Start of EXERCISE MATERIALS

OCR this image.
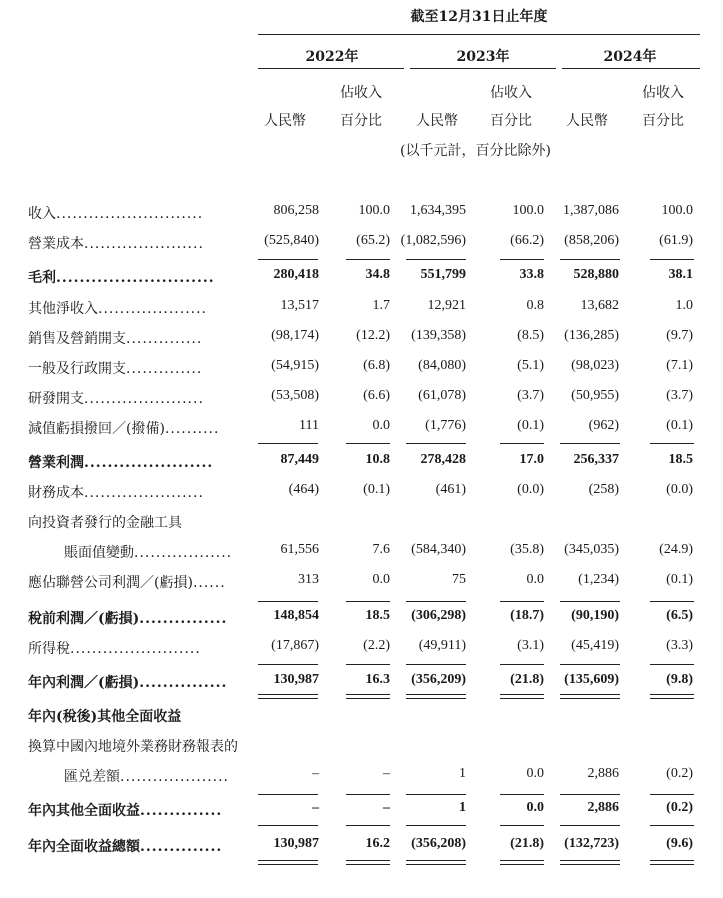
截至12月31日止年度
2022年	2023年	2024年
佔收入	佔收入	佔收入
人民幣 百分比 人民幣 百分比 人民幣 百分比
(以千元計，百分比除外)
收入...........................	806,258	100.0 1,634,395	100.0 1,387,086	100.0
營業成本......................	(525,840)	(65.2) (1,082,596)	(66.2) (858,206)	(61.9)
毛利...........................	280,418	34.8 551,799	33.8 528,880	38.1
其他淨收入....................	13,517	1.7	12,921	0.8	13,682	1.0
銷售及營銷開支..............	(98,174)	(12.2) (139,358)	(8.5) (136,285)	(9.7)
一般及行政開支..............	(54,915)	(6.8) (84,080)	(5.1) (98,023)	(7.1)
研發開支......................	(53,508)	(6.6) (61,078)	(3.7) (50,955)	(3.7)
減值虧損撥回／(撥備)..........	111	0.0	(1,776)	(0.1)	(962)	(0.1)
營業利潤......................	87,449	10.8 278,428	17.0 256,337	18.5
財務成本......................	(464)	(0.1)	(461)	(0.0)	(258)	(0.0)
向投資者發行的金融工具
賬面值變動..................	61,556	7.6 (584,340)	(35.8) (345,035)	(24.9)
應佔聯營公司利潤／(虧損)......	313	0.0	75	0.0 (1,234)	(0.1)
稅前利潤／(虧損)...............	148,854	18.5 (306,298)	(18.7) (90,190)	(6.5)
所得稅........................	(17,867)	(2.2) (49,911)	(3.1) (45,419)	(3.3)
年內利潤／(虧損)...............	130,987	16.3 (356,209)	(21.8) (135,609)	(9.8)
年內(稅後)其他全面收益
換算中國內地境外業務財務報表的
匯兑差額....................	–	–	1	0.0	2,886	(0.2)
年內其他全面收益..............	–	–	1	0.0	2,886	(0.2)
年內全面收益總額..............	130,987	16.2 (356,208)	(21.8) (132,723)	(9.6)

End of EXERCISE MATERIALS
Start of EXERCISE MATERIALS

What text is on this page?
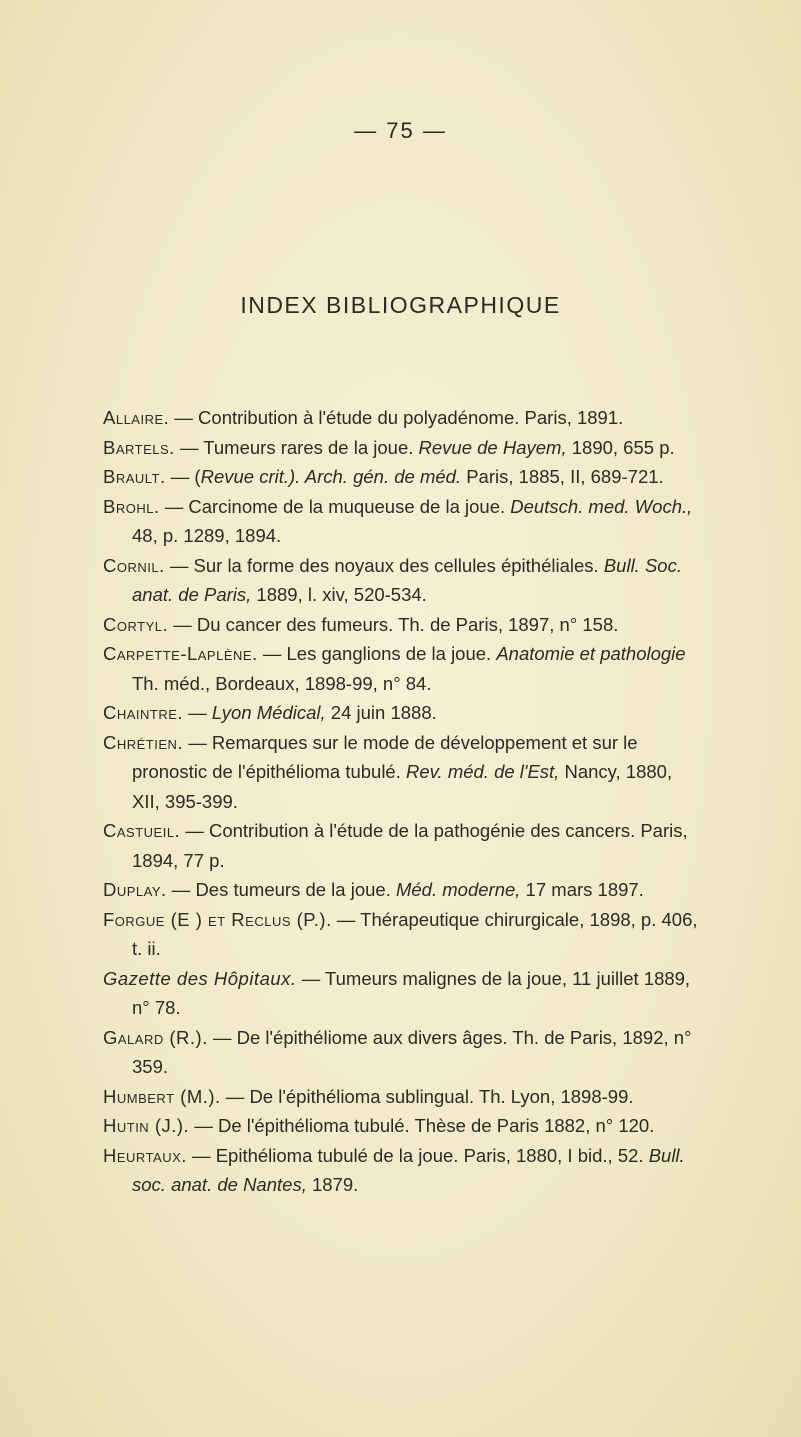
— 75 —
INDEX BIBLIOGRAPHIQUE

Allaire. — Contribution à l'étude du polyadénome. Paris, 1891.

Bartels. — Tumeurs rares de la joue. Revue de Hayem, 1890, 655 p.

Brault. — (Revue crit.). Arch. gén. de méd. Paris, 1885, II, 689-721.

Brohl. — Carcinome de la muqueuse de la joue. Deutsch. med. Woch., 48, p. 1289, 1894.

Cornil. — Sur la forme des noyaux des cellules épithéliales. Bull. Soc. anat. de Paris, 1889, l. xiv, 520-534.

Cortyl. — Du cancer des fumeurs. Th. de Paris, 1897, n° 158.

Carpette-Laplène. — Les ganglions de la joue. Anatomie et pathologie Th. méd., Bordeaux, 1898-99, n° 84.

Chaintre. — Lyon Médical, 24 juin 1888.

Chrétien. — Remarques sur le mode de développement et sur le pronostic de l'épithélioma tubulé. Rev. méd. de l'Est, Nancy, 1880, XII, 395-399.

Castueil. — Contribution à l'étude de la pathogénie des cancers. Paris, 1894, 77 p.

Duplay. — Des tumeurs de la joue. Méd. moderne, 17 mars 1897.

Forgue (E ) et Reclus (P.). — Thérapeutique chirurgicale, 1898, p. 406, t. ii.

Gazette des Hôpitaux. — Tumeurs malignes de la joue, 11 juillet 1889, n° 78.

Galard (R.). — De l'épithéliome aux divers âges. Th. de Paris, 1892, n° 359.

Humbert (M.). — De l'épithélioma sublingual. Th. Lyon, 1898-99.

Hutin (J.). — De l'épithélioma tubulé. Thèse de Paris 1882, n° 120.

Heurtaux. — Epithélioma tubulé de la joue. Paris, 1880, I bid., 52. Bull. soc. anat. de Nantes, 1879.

End of EXERCISE MATERIALS
Start of EXERCISE MATERIALS

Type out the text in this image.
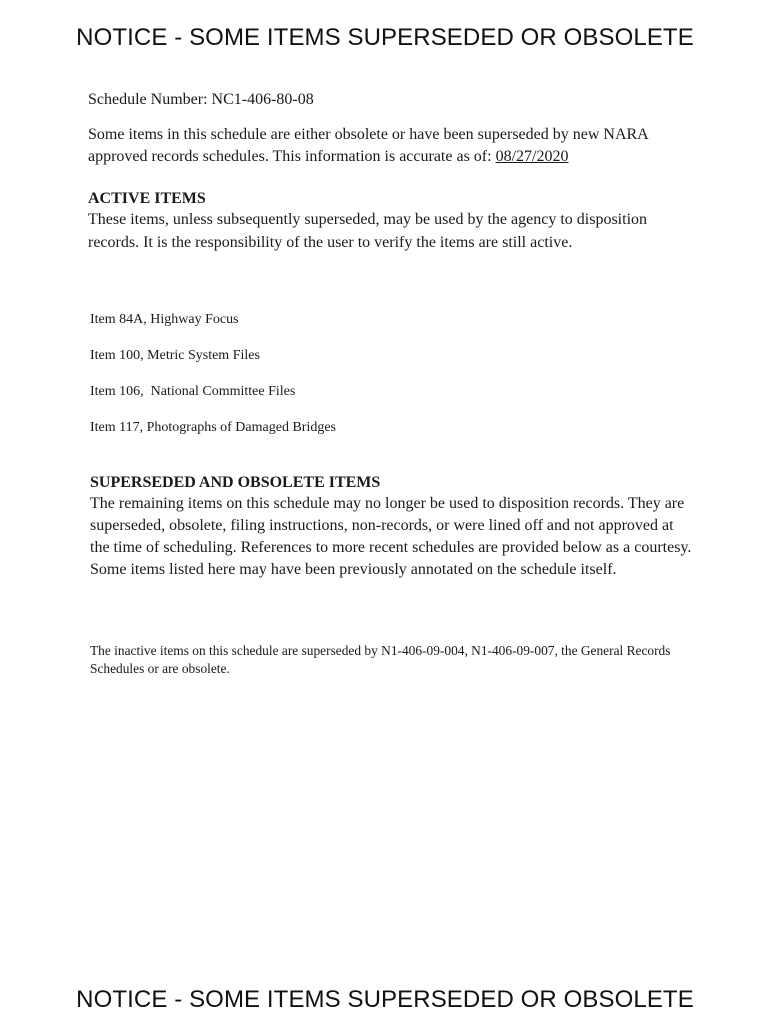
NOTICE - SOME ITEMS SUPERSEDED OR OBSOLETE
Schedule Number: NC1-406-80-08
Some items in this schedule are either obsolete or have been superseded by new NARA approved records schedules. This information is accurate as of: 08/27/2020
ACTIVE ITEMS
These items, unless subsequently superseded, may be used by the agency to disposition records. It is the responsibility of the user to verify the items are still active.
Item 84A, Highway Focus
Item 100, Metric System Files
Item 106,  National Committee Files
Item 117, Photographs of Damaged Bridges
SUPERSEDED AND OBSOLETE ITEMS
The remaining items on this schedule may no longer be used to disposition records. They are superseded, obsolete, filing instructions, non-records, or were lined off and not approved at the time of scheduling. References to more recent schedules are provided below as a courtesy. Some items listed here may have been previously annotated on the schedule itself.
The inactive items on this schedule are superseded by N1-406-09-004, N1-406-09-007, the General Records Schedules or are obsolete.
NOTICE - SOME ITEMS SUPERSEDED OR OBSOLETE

End of EXERCISE MATERIALS

__DIRECTIONS FOR THIS TASK__. Copy all lines from the listing that contain "étude".

__WRITTEN RESPONSE__.
Allaire. — Contribution à l'étude du polyadénome. Paris, 1891.
Castueil. — Contribution à l'étude de la pathogénie des cancers. Paris, 1894, 77 p.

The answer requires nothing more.